=== What is being asked ===
Reproduce the records verbatim, from the first line through the line containing "legend-label-model: Model <box>366", with both ends included.

=== Data excerpts ===
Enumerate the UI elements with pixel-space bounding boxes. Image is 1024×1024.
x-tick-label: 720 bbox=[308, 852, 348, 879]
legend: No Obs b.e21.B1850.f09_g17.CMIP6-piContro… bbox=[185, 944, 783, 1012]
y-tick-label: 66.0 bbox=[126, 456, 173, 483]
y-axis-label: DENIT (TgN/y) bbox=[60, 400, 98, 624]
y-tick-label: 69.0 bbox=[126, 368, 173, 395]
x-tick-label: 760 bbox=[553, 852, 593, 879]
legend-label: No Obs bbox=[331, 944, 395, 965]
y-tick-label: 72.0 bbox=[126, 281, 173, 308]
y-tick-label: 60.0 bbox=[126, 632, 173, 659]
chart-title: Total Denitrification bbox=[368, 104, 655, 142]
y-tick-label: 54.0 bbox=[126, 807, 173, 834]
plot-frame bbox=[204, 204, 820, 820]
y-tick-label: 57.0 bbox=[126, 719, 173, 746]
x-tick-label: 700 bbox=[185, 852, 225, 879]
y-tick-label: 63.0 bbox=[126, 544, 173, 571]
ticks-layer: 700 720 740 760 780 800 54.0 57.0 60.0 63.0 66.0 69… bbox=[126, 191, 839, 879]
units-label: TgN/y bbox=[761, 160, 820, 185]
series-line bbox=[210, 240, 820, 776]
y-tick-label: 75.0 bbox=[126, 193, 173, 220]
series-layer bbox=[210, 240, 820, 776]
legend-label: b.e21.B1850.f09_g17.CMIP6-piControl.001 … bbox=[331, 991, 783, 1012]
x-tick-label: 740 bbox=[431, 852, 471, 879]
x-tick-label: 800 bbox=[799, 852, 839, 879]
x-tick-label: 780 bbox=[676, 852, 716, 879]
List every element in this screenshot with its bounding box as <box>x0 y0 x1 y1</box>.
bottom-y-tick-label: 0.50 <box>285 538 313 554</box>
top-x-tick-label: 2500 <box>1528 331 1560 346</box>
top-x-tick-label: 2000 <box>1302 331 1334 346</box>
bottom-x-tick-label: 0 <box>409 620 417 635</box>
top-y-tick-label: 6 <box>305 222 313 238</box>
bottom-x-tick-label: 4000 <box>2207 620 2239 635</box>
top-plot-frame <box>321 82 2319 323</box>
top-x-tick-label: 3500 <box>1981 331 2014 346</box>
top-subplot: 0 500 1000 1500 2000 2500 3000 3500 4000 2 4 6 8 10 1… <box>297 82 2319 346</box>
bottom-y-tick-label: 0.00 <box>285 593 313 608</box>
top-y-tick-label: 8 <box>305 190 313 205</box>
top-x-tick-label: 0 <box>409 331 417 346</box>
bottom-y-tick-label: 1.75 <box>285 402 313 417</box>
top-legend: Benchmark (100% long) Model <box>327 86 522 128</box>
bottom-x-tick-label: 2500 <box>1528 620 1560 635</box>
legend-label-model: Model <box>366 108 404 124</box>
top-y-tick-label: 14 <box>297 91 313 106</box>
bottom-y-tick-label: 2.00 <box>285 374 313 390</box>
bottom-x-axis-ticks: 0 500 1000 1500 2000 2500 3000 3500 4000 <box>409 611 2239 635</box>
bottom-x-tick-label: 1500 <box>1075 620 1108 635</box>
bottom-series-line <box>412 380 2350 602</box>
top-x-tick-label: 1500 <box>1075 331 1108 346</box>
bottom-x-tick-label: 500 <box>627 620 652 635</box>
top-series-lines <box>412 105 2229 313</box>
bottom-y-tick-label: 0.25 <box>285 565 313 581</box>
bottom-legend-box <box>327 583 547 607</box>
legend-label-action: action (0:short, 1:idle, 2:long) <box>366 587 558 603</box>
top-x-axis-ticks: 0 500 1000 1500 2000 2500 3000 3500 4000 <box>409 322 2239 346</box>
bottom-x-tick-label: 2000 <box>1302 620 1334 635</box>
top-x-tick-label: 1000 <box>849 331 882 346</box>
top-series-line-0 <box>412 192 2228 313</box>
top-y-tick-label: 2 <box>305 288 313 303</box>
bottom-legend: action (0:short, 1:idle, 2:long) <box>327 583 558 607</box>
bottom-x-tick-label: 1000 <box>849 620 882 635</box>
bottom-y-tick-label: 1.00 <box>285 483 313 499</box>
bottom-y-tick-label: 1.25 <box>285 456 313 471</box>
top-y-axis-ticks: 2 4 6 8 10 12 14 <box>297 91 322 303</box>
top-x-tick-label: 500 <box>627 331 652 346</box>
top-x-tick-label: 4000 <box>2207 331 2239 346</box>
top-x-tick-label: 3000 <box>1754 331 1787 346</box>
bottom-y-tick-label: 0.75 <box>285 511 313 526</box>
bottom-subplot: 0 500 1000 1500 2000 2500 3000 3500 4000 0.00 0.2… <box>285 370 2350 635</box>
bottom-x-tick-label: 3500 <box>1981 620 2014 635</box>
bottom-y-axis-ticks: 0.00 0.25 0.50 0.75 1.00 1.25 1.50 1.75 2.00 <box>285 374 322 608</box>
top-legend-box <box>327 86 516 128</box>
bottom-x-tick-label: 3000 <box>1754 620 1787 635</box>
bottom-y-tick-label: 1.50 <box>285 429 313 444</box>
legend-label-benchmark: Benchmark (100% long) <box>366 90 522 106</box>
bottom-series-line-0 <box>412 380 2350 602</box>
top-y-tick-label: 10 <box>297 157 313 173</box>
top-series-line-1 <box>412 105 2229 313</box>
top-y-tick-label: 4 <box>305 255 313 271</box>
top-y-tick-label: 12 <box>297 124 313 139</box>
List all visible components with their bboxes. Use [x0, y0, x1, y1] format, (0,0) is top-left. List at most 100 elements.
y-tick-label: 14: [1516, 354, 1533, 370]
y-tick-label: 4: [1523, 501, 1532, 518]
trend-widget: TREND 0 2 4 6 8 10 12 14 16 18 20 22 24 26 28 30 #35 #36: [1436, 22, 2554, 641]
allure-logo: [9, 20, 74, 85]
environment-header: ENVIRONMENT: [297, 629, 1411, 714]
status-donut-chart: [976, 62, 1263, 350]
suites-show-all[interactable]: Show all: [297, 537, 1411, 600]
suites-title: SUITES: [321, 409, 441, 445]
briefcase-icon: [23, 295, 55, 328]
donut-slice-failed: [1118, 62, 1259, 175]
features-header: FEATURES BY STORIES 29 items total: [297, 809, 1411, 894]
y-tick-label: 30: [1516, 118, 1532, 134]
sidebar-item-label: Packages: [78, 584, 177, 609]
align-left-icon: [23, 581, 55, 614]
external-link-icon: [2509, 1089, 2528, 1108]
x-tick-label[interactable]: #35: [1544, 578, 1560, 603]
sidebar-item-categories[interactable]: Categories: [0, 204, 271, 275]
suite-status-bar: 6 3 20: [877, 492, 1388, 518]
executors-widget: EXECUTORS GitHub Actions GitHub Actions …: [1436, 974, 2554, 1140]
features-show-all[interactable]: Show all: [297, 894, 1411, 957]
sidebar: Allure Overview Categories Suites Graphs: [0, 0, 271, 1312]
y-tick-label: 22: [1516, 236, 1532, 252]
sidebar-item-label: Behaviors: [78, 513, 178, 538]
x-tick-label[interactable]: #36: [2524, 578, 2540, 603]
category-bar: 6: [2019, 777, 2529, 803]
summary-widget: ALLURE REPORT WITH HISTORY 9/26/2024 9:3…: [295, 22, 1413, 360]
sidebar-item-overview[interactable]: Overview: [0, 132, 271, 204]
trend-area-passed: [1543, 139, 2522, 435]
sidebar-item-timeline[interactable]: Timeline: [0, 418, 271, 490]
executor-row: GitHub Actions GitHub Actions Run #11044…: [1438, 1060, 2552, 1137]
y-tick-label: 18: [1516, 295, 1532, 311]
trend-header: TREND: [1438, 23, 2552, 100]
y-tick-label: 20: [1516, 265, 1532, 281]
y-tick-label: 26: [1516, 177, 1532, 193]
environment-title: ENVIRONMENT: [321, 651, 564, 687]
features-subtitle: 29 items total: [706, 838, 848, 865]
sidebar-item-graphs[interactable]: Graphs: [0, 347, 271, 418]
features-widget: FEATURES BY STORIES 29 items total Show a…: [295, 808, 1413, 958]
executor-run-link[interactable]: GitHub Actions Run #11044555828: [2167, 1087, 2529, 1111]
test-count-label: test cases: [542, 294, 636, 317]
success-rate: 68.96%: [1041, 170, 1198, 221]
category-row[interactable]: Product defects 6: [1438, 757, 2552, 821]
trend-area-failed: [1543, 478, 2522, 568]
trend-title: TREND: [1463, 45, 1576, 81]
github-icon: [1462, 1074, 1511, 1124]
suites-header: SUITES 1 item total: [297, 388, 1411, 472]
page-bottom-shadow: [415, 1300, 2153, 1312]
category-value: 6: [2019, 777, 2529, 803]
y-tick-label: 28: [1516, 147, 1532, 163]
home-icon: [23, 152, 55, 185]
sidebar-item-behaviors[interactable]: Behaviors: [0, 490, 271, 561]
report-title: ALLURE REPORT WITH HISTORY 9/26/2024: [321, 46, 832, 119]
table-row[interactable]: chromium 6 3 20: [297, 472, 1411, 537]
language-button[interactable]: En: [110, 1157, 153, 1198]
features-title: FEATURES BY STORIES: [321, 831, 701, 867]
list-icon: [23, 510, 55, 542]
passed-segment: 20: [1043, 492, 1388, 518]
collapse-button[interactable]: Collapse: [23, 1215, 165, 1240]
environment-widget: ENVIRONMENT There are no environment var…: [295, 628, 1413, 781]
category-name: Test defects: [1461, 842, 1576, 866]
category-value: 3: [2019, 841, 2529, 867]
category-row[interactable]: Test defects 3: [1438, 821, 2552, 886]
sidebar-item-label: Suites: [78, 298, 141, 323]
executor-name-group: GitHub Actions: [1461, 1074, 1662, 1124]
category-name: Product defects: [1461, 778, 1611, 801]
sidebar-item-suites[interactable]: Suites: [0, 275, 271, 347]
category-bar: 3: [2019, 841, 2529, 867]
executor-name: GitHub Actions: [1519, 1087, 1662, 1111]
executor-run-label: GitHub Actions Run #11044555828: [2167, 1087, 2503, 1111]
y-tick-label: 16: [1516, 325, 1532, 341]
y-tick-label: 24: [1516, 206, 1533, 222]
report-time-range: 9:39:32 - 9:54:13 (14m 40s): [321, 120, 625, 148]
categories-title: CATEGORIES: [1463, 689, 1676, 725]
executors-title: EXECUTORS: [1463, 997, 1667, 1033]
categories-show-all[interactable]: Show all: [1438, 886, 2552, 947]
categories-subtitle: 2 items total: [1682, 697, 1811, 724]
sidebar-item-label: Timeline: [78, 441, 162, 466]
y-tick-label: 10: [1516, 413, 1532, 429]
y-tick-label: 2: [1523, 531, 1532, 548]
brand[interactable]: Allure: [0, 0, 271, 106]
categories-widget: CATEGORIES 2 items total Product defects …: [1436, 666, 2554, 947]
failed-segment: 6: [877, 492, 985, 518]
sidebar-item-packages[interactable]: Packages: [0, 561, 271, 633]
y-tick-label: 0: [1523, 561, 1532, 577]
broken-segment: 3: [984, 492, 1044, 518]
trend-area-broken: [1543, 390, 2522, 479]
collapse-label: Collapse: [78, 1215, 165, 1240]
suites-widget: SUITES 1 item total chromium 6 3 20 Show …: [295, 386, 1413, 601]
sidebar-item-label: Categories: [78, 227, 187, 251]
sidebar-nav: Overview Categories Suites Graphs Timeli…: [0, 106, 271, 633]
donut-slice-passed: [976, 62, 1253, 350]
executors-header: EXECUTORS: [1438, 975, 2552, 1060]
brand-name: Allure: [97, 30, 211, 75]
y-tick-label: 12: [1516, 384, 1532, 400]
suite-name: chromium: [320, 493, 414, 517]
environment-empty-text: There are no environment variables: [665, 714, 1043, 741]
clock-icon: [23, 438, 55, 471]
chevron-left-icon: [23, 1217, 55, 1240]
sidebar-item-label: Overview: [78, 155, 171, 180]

=== Response ===
Enumerate the UI elements with pixel-space bounding boxes. Image is 1024×1024.
x-tick-label: 720 bbox=[308, 852, 348, 879]
legend: No Obs b.e21.B1850.f09_g17.CMIP6-piContro… bbox=[185, 944, 783, 1012]
y-tick-label: 66.0 bbox=[126, 456, 173, 483]
y-axis-label: DENIT (TgN/y) bbox=[60, 400, 98, 624]
y-tick-label: 69.0 bbox=[126, 368, 173, 395]
x-tick-label: 760 bbox=[553, 852, 593, 879]
legend-label: No Obs bbox=[331, 944, 395, 965]
y-tick-label: 72.0 bbox=[126, 281, 173, 308]
y-tick-label: 60.0 bbox=[126, 632, 173, 659]
chart-title: Total Denitrification bbox=[368, 104, 655, 142]
y-tick-label: 54.0 bbox=[126, 807, 173, 834]
plot-frame bbox=[204, 204, 820, 820]
y-tick-label: 57.0 bbox=[126, 719, 173, 746]
x-tick-label: 700 bbox=[185, 852, 225, 879]
y-tick-label: 63.0 bbox=[126, 544, 173, 571]
ticks-layer: 700 720 740 760 780 800 54.0 57.0 60.0 63.0 66.0 69… bbox=[126, 191, 839, 879]
units-label: TgN/y bbox=[761, 160, 820, 185]
series-line bbox=[210, 240, 820, 776]
y-tick-label: 75.0 bbox=[126, 193, 173, 220]
series-layer bbox=[210, 240, 820, 776]
legend-label: b.e21.B1850.f09_g17.CMIP6-piControl.001 … bbox=[331, 991, 783, 1012]
x-tick-label: 740 bbox=[431, 852, 471, 879]
x-tick-label: 800 bbox=[799, 852, 839, 879]
x-tick-label: 780 bbox=[676, 852, 716, 879]
List every element in this screenshot with its bounding box as <box>x0 y0 x1 y1</box>.
bottom-y-tick-label: 0.50 <box>285 538 313 554</box>
top-x-tick-label: 2500 <box>1528 331 1560 346</box>
top-x-tick-label: 2000 <box>1302 331 1334 346</box>
bottom-x-tick-label: 0 <box>409 620 417 635</box>
top-y-tick-label: 6 <box>305 222 313 238</box>
bottom-x-tick-label: 4000 <box>2207 620 2239 635</box>
top-plot-frame <box>321 82 2319 323</box>
top-x-tick-label: 3500 <box>1981 331 2014 346</box>
top-subplot: 0 500 1000 1500 2000 2500 3000 3500 4000 2 4 6 8 10 1… <box>297 82 2319 346</box>
bottom-y-tick-label: 0.00 <box>285 593 313 608</box>
top-y-tick-label: 8 <box>305 190 313 205</box>
top-x-tick-label: 0 <box>409 331 417 346</box>
bottom-y-tick-label: 1.75 <box>285 402 313 417</box>
top-legend: Benchmark (100% long) Model <box>327 86 522 128</box>
bottom-x-tick-label: 2500 <box>1528 620 1560 635</box>
legend-label-model: Model <box>366 108 404 124</box>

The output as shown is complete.